WHAT IS NEEDED: Check each line of the listing below for the word "color" and say how many lines have it. Nothing else should be written.
## START
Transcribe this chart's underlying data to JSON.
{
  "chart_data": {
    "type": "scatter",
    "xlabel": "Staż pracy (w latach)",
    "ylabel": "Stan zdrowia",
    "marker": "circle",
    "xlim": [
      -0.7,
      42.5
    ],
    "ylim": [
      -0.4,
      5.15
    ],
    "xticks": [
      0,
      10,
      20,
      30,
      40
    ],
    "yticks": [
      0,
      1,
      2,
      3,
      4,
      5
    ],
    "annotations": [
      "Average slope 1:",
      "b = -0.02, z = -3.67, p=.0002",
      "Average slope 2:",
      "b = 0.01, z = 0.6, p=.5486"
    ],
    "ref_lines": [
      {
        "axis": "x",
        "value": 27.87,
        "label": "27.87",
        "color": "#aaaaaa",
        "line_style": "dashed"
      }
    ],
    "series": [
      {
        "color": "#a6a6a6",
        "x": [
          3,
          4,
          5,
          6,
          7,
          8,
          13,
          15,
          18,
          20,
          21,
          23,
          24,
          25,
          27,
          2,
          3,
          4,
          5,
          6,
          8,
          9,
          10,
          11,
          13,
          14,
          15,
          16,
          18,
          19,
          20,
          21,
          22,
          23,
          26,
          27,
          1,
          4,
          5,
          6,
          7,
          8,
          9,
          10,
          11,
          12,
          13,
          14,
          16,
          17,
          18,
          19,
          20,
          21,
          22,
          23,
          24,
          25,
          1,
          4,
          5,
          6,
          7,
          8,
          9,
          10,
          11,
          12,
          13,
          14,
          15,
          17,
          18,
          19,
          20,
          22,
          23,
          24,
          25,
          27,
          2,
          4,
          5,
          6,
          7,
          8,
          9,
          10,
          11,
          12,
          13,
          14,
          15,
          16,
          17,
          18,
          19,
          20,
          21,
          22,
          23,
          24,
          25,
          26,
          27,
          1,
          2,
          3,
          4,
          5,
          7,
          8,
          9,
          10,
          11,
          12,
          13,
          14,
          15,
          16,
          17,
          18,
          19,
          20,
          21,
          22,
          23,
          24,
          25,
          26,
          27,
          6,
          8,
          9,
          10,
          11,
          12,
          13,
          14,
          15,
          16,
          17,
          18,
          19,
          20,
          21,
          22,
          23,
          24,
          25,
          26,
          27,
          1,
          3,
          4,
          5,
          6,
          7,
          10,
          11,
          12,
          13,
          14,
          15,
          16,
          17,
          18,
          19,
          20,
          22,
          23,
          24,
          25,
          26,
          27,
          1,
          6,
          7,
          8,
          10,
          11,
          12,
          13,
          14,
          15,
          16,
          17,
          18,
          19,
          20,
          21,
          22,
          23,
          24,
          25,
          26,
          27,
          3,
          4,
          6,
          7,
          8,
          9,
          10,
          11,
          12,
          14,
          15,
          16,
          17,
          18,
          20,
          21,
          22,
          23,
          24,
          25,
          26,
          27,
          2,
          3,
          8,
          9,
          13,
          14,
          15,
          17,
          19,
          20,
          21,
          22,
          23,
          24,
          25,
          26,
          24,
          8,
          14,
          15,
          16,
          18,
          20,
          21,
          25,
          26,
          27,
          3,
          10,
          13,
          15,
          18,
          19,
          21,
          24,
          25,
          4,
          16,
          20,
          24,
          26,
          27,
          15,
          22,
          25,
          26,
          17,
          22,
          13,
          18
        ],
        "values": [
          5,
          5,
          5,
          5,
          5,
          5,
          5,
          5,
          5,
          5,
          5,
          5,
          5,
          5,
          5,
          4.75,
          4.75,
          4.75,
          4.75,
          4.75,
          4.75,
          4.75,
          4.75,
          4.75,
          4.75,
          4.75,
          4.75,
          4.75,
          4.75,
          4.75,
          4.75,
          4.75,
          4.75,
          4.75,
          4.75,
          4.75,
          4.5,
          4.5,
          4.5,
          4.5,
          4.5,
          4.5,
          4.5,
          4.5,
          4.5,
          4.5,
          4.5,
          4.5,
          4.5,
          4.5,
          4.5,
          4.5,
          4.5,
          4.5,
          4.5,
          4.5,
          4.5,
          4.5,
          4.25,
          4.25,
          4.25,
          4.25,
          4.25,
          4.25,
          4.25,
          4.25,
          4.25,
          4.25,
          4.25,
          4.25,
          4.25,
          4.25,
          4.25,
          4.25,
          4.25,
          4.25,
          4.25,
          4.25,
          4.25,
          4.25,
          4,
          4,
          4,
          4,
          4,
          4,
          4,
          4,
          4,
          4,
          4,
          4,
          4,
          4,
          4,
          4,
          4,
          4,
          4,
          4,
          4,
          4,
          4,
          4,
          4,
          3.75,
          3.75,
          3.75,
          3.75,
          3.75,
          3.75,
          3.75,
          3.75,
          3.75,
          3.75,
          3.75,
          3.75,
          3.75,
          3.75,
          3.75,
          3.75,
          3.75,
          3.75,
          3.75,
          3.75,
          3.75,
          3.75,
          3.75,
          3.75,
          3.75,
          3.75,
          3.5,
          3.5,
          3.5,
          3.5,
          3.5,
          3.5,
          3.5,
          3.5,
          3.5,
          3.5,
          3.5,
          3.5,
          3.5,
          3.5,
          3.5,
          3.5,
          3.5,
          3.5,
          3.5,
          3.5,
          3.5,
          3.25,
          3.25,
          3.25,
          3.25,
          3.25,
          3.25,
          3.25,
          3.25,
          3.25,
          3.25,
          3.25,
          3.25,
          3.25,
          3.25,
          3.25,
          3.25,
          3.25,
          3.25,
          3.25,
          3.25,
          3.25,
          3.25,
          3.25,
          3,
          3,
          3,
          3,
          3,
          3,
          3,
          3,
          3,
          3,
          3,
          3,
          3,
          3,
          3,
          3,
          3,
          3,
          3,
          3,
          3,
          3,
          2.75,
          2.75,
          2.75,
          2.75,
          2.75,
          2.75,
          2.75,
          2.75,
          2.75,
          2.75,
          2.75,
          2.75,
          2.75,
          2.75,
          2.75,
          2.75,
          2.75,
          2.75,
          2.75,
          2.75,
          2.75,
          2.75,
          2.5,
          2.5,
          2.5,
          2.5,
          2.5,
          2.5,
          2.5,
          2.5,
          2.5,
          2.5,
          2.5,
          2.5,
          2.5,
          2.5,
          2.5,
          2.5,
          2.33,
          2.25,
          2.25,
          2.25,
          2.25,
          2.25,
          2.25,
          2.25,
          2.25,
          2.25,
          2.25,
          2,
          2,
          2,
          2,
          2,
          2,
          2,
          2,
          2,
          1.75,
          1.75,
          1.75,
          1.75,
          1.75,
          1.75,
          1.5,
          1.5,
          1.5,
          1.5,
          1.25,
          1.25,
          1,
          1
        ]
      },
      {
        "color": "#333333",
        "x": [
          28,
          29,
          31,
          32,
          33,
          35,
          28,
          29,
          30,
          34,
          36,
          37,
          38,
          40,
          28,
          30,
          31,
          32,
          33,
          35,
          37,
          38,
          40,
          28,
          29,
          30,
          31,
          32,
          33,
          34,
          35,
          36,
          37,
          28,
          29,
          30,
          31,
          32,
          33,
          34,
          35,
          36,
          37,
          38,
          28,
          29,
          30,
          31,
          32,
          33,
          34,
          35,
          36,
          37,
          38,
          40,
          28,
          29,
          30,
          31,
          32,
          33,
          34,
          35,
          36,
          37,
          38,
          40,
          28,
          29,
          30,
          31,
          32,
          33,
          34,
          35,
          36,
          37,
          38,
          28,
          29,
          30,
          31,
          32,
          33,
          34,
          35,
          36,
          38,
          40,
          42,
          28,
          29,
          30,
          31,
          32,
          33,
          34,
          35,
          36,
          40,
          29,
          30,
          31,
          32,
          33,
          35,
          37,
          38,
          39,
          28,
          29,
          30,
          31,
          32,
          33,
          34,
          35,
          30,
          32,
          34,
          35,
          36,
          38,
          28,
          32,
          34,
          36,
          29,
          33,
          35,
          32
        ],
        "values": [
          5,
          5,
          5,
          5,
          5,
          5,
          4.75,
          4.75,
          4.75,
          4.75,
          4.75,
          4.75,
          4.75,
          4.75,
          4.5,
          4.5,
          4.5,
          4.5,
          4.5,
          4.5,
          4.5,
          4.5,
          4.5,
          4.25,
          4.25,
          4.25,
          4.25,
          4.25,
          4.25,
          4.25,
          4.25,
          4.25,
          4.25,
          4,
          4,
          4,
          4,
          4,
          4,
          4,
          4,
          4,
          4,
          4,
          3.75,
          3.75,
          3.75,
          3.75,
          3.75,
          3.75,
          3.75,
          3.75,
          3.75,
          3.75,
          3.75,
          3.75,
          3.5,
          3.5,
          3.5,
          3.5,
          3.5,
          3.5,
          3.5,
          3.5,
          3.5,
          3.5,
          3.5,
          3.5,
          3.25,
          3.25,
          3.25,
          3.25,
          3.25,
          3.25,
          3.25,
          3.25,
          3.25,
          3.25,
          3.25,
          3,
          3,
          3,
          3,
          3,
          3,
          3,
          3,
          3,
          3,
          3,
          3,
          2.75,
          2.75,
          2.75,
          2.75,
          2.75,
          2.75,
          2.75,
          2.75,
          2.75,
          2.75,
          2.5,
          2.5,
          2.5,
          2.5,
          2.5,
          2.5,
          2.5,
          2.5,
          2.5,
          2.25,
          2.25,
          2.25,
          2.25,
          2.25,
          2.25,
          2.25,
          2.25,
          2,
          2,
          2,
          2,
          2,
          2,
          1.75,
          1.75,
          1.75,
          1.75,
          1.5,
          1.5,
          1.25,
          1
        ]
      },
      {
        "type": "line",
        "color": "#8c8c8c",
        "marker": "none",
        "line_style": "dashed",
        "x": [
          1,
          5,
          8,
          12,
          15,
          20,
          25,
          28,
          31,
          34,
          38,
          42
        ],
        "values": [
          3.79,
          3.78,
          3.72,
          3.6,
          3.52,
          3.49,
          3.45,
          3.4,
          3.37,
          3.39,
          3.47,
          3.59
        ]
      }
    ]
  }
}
## END
RESPONSE BELOW: 4